** Aim **
In this exercise, return the whole listing exactly, excluding any images.

(Excerpts from a figure dataset)

++++++

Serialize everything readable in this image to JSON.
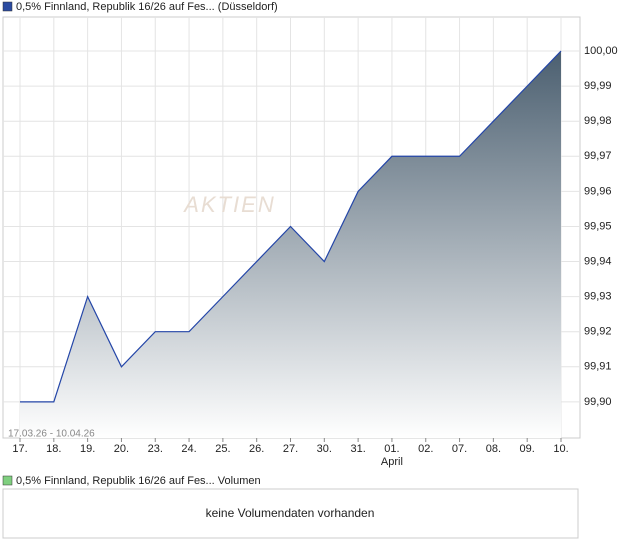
{
  "chart_data": {
    "type": "area",
    "title": "0,5% Finnland, Republik 16/26 auf Fes... (Düsseldorf)",
    "legend_color": "#2b4ba0",
    "date_range": "17.03.26 - 10.04.26",
    "watermark": "AKTIEN",
    "categories": [
      "17.",
      "18.",
      "19.",
      "20.",
      "23.",
      "24.",
      "25.",
      "26.",
      "27.",
      "30.",
      "31.",
      "01.",
      "02.",
      "07.",
      "08.",
      "09.",
      "10."
    ],
    "x_sublabels": [
      null,
      null,
      null,
      null,
      null,
      null,
      null,
      null,
      null,
      null,
      null,
      "April",
      null,
      null,
      null,
      null,
      null
    ],
    "line_color": "#2446a8",
    "fill_color": "#4b5f70",
    "values": [
      99.9,
      99.9,
      99.93,
      99.91,
      99.92,
      99.92,
      99.93,
      99.94,
      99.95,
      99.94,
      99.96,
      99.97,
      99.97,
      99.97,
      99.98,
      99.99,
      100.0
    ],
    "ylim": [
      99.8897,
      100.0097
    ],
    "yticks": [
      {
        "value": 99.9,
        "label": "99,90"
      },
      {
        "value": 99.91,
        "label": "99,91"
      },
      {
        "value": 99.92,
        "label": "99,92"
      },
      {
        "value": 99.93,
        "label": "99,93"
      },
      {
        "value": 99.94,
        "label": "99,94"
      },
      {
        "value": 99.95,
        "label": "99,95"
      },
      {
        "value": 99.96,
        "label": "99,96"
      },
      {
        "value": 99.97,
        "label": "99,97"
      },
      {
        "value": 99.98,
        "label": "99,98"
      },
      {
        "value": 99.99,
        "label": "99,99"
      },
      {
        "value": 100.0,
        "label": "100,00"
      }
    ],
    "grid": true,
    "volume_panel": {
      "title": "0,5% Finnland, Republik 16/26 auf Fes... Volumen",
      "legend_color": "#7fcf7f",
      "message": "keine Volumendaten vorhanden"
    }
  }
}
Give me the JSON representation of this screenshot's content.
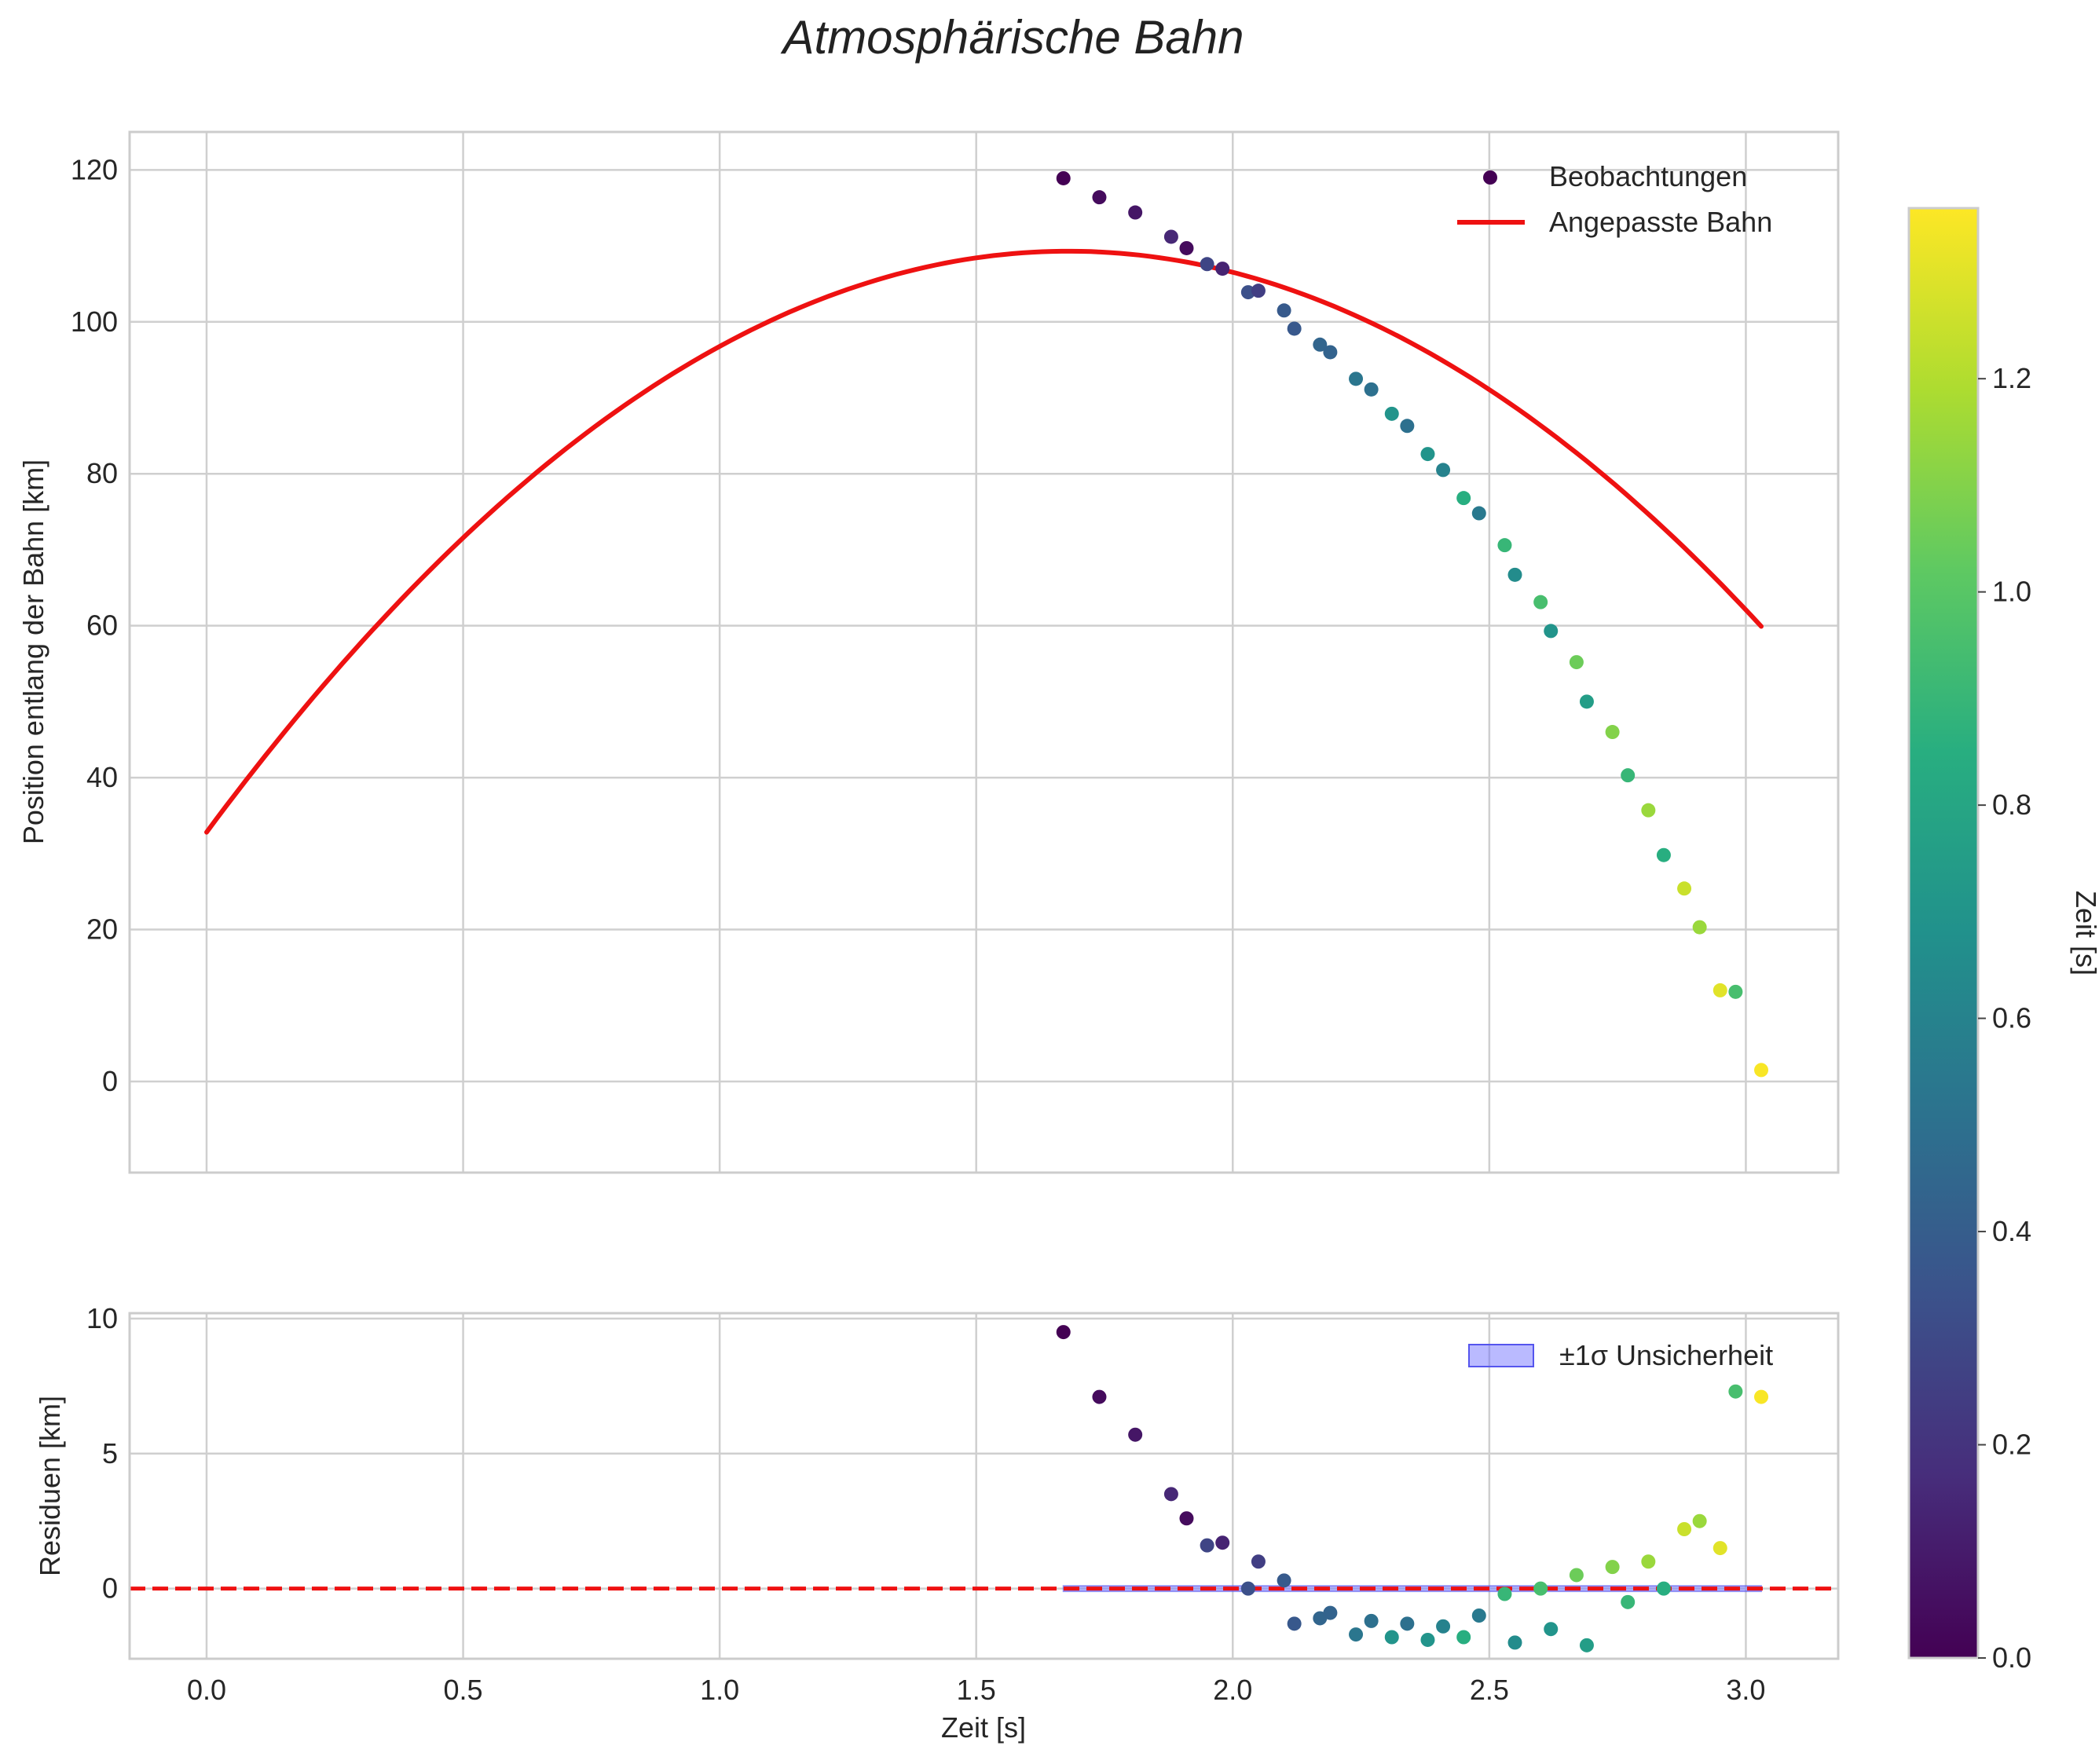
{
  "chart_data": [
    {
      "type": "scatter+line",
      "title": "Atmosphärische Bahn",
      "xlabel": "",
      "ylabel": "Position entlang der Bahn [km]",
      "xlim": [
        -0.15,
        3.18
      ],
      "ylim": [
        -12,
        125
      ],
      "xticks": [
        "0.0",
        "0.5",
        "1.0",
        "1.5",
        "2.0",
        "2.5",
        "3.0"
      ],
      "yticks": [
        "0",
        "20",
        "40",
        "60",
        "80",
        "100",
        "120"
      ],
      "xtick_values": [
        0,
        0.5,
        1.0,
        1.5,
        2.0,
        2.5,
        3.0
      ],
      "ytick_values": [
        0,
        20,
        40,
        60,
        80,
        100,
        120
      ],
      "legend": {
        "scatter": "Beobachtungen",
        "line": "Angepasste Bahn",
        "position": "top-right"
      },
      "fit_curve": {
        "name": "Angepasste Bahn",
        "color": "#ee1111",
        "x_start": 0,
        "x_end": 3.03,
        "vertex_x": 1.68,
        "vertex_y": 109.3,
        "curvature": -27.1
      },
      "observations": {
        "name": "Beobachtungen",
        "x": [
          1.67,
          1.74,
          1.81,
          1.88,
          1.91,
          1.95,
          1.98,
          2.03,
          2.05,
          2.1,
          2.12,
          2.17,
          2.19,
          2.24,
          2.27,
          2.31,
          2.34,
          2.38,
          2.41,
          2.45,
          2.48,
          2.53,
          2.55,
          2.6,
          2.62,
          2.67,
          2.69,
          2.74,
          2.77,
          2.81,
          2.84,
          2.88,
          2.91,
          2.95,
          2.98,
          3.03
        ],
        "y": [
          118.9,
          116.4,
          114.4,
          111.2,
          109.7,
          107.6,
          107.0,
          103.9,
          104.1,
          101.5,
          99.1,
          97.0,
          96.0,
          92.5,
          91.1,
          87.9,
          86.3,
          82.6,
          80.5,
          76.8,
          74.8,
          70.6,
          66.7,
          63.1,
          59.3,
          55.2,
          50.0,
          46.0,
          40.3,
          35.7,
          29.8,
          25.4,
          20.3,
          12.0,
          11.8,
          1.5
        ],
        "t": [
          0.0,
          0.04,
          0.08,
          0.15,
          0.04,
          0.28,
          0.13,
          0.33,
          0.25,
          0.38,
          0.37,
          0.44,
          0.43,
          0.53,
          0.5,
          0.7,
          0.5,
          0.7,
          0.6,
          0.85,
          0.55,
          0.9,
          0.65,
          0.95,
          0.7,
          1.05,
          0.75,
          1.1,
          0.9,
          1.15,
          0.85,
          1.25,
          1.15,
          1.3,
          0.95,
          1.35
        ]
      }
    },
    {
      "type": "scatter",
      "xlabel": "Zeit [s]",
      "ylabel": "Residuen [km]",
      "xlim": [
        -0.15,
        3.18
      ],
      "ylim": [
        -2.6,
        10.2
      ],
      "xticks": [
        "0.0",
        "0.5",
        "1.0",
        "1.5",
        "2.0",
        "2.5",
        "3.0"
      ],
      "yticks": [
        "0",
        "5",
        "10"
      ],
      "xtick_values": [
        0,
        0.5,
        1.0,
        1.5,
        2.0,
        2.5,
        3.0
      ],
      "ytick_values": [
        0,
        5,
        10
      ],
      "zero_line": {
        "y": 0,
        "color": "#ee1111",
        "style": "dashed"
      },
      "uncertainty_band": {
        "label": "±1σ Unsicherheit",
        "x_start": 1.67,
        "x_end": 3.03,
        "half_width": 0.1,
        "color": "#6666ff",
        "position": "top-right"
      },
      "residuals": {
        "x": [
          1.67,
          1.74,
          1.81,
          1.88,
          1.91,
          1.95,
          1.98,
          2.03,
          2.05,
          2.1,
          2.12,
          2.17,
          2.19,
          2.24,
          2.27,
          2.31,
          2.34,
          2.38,
          2.41,
          2.45,
          2.48,
          2.53,
          2.55,
          2.6,
          2.62,
          2.67,
          2.69,
          2.74,
          2.77,
          2.81,
          2.84,
          2.88,
          2.91,
          2.95,
          2.98,
          3.03
        ],
        "y": [
          9.5,
          7.1,
          5.7,
          3.5,
          2.6,
          1.6,
          1.7,
          0.0,
          1.0,
          0.3,
          -1.3,
          -1.1,
          -0.9,
          -1.7,
          -1.2,
          -1.8,
          -1.3,
          -1.9,
          -1.4,
          -1.8,
          -1.0,
          -0.2,
          -2.0,
          0.0,
          -1.5,
          0.5,
          -2.1,
          0.8,
          -0.5,
          1.0,
          0.0,
          2.2,
          2.5,
          1.5,
          7.3,
          7.1
        ],
        "t": [
          0.0,
          0.04,
          0.08,
          0.15,
          0.04,
          0.28,
          0.13,
          0.33,
          0.25,
          0.38,
          0.37,
          0.44,
          0.43,
          0.53,
          0.5,
          0.7,
          0.5,
          0.7,
          0.6,
          0.85,
          0.55,
          0.9,
          0.65,
          0.95,
          0.7,
          1.05,
          0.75,
          1.1,
          0.9,
          1.15,
          0.85,
          1.25,
          1.15,
          1.3,
          0.95,
          1.35
        ]
      }
    }
  ],
  "colorbar": {
    "label": "Zeit [s]",
    "colormap": "viridis",
    "range": [
      0.0,
      1.36
    ],
    "ticks": [
      "0.0",
      "0.2",
      "0.4",
      "0.6",
      "0.8",
      "1.0",
      "1.2"
    ],
    "tick_values": [
      0.0,
      0.2,
      0.4,
      0.6,
      0.8,
      1.0,
      1.2
    ]
  }
}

++++++

** Final result **
Serialize everything readable in this image to JSON.
{
  "chart_data": {
    "type": "area",
    "title": "0,5% Finnland, Republik 16/26 auf Fes... (Düsseldorf)",
    "legend_color": "#2b4ba0",
    "date_range": "17.03.26 - 10.04.26",
    "watermark": "AKTIEN",
    "categories": [
      "17.",
      "18.",
      "19.",
      "20.",
      "23.",
      "24.",
      "25.",
      "26.",
      "27.",
      "30.",
      "31.",
      "01.",
      "02.",
      "07.",
      "08.",
      "09.",
      "10."
    ],
    "x_sublabels": [
      null,
      null,
      null,
      null,
      null,
      null,
      null,
      null,
      null,
      null,
      null,
      "April",
      null,
      null,
      null,
      null,
      null
    ],
    "line_color": "#2446a8",
    "fill_color": "#4b5f70",
    "values": [
      99.9,
      99.9,
      99.93,
      99.91,
      99.92,
      99.92,
      99.93,
      99.94,
      99.95,
      99.94,
      99.96,
      99.97,
      99.97,
      99.97,
      99.98,
      99.99,
      100.0
    ],
    "ylim": [
      99.8897,
      100.0097
    ],
    "yticks": [
      {
        "value": 99.9,
        "label": "99,90"
      },
      {
        "value": 99.91,
        "label": "99,91"
      },
      {
        "value": 99.92,
        "label": "99,92"
      },
      {
        "value": 99.93,
        "label": "99,93"
      },
      {
        "value": 99.94,
        "label": "99,94"
      },
      {
        "value": 99.95,
        "label": "99,95"
      },
      {
        "value": 99.96,
        "label": "99,96"
      },
      {
        "value": 99.97,
        "label": "99,97"
      },
      {
        "value": 99.98,
        "label": "99,98"
      },
      {
        "value": 99.99,
        "label": "99,99"
      },
      {
        "value": 100.0,
        "label": "100,00"
      }
    ],
    "grid": true,
    "volume_panel": {
      "title": "0,5% Finnland, Republik 16/26 auf Fes... Volumen",
      "legend_color": "#7fcf7f",
      "message": "keine Volumendaten vorhanden"
    }
  }
}
Give me the JSON representation of this screenshot's content.
{
  "chart_data": [
    {
      "type": "scatter+line",
      "title": "Atmosphärische Bahn",
      "xlabel": "",
      "ylabel": "Position entlang der Bahn [km]",
      "xlim": [
        -0.15,
        3.18
      ],
      "ylim": [
        -12,
        125
      ],
      "xticks": [
        "0.0",
        "0.5",
        "1.0",
        "1.5",
        "2.0",
        "2.5",
        "3.0"
      ],
      "yticks": [
        "0",
        "20",
        "40",
        "60",
        "80",
        "100",
        "120"
      ],
      "xtick_values": [
        0,
        0.5,
        1.0,
        1.5,
        2.0,
        2.5,
        3.0
      ],
      "ytick_values": [
        0,
        20,
        40,
        60,
        80,
        100,
        120
      ],
      "legend": {
        "scatter": "Beobachtungen",
        "line": "Angepasste Bahn",
        "position": "top-right"
      },
      "fit_curve": {
        "name": "Angepasste Bahn",
        "color": "#ee1111",
        "x_start": 0,
        "x_end": 3.03,
        "vertex_x": 1.68,
        "vertex_y": 109.3,
        "curvature": -27.1
      },
      "observations": {
        "name": "Beobachtungen",
        "x": [
          1.67,
          1.74,
          1.81,
          1.88,
          1.91,
          1.95,
          1.98,
          2.03,
          2.05,
          2.1,
          2.12,
          2.17,
          2.19,
          2.24,
          2.27,
          2.31,
          2.34,
          2.38,
          2.41,
          2.45,
          2.48,
          2.53,
          2.55,
          2.6,
          2.62,
          2.67,
          2.69,
          2.74,
          2.77,
          2.81,
          2.84,
          2.88,
          2.91,
          2.95,
          2.98,
          3.03
        ],
        "y": [
          118.9,
          116.4,
          114.4,
          111.2,
          109.7,
          107.6,
          107.0,
          103.9,
          104.1,
          101.5,
          99.1,
          97.0,
          96.0,
          92.5,
          91.1,
          87.9,
          86.3,
          82.6,
          80.5,
          76.8,
          74.8,
          70.6,
          66.7,
          63.1,
          59.3,
          55.2,
          50.0,
          46.0,
          40.3,
          35.7,
          29.8,
          25.4,
          20.3,
          12.0,
          11.8,
          1.5
        ],
        "t": [
          0.0,
          0.04,
          0.08,
          0.15,
          0.04,
          0.28,
          0.13,
          0.33,
          0.25,
          0.38,
          0.37,
          0.44,
          0.43,
          0.53,
          0.5,
          0.7,
          0.5,
          0.7,
          0.6,
          0.85,
          0.55,
          0.9,
          0.65,
          0.95,
          0.7,
          1.05,
          0.75,
          1.1,
          0.9,
          1.15,
          0.85,
          1.25,
          1.15,
          1.3,
          0.95,
          1.35
        ]
      }
    },
    {
      "type": "scatter",
      "xlabel": "Zeit [s]",
      "ylabel": "Residuen [km]",
      "xlim": [
        -0.15,
        3.18
      ],
      "ylim": [
        -2.6,
        10.2
      ],
      "xticks": [
        "0.0",
        "0.5",
        "1.0",
        "1.5",
        "2.0",
        "2.5",
        "3.0"
      ],
      "yticks": [
        "0",
        "5",
        "10"
      ],
      "xtick_values": [
        0,
        0.5,
        1.0,
        1.5,
        2.0,
        2.5,
        3.0
      ],
      "ytick_values": [
        0,
        5,
        10
      ],
      "zero_line": {
        "y": 0,
        "color": "#ee1111",
        "style": "dashed"
      },
      "uncertainty_band": {
        "label": "±1σ Unsicherheit",
        "x_start": 1.67,
        "x_end": 3.03,
        "half_width": 0.1,
        "color": "#6666ff",
        "position": "top-right"
      },
      "residuals": {
        "x": [
          1.67,
          1.74,
          1.81,
          1.88,
          1.91,
          1.95,
          1.98,
          2.03,
          2.05,
          2.1,
          2.12,
          2.17,
          2.19,
          2.24,
          2.27,
          2.31,
          2.34,
          2.38,
          2.41,
          2.45,
          2.48,
          2.53,
          2.55,
          2.6,
          2.62,
          2.67,
          2.69,
          2.74,
          2.77,
          2.81,
          2.84,
          2.88,
          2.91,
          2.95,
          2.98,
          3.03
        ],
        "y": [
          9.5,
          7.1,
          5.7,
          3.5,
          2.6,
          1.6,
          1.7,
          0.0,
          1.0,
          0.3,
          -1.3,
          -1.1,
          -0.9,
          -1.7,
          -1.2,
          -1.8,
          -1.3,
          -1.9,
          -1.4,
          -1.8,
          -1.0,
          -0.2,
          -2.0,
          0.0,
          -1.5,
          0.5,
          -2.1,
          0.8,
          -0.5,
          1.0,
          0.0,
          2.2,
          2.5,
          1.5,
          7.3,
          7.1
        ],
        "t": [
          0.0,
          0.04,
          0.08,
          0.15,
          0.04,
          0.28,
          0.13,
          0.33,
          0.25,
          0.38,
          0.37,
          0.44,
          0.43,
          0.53,
          0.5,
          0.7,
          0.5,
          0.7,
          0.6,
          0.85,
          0.55,
          0.9,
          0.65,
          0.95,
          0.7,
          1.05,
          0.75,
          1.1,
          0.9,
          1.15,
          0.85,
          1.25,
          1.15,
          1.3,
          0.95,
          1.35
        ]
      }
    }
  ],
  "colorbar": {
    "label": "Zeit [s]",
    "colormap": "viridis",
    "range": [
      0.0,
      1.36
    ],
    "ticks": [
      "0.0",
      "0.2",
      "0.4",
      "0.6",
      "0.8",
      "1.0",
      "1.2"
    ],
    "tick_values": [
      0.0,
      0.2,
      0.4,
      0.6,
      0.8,
      1.0,
      1.2
    ]
  }
}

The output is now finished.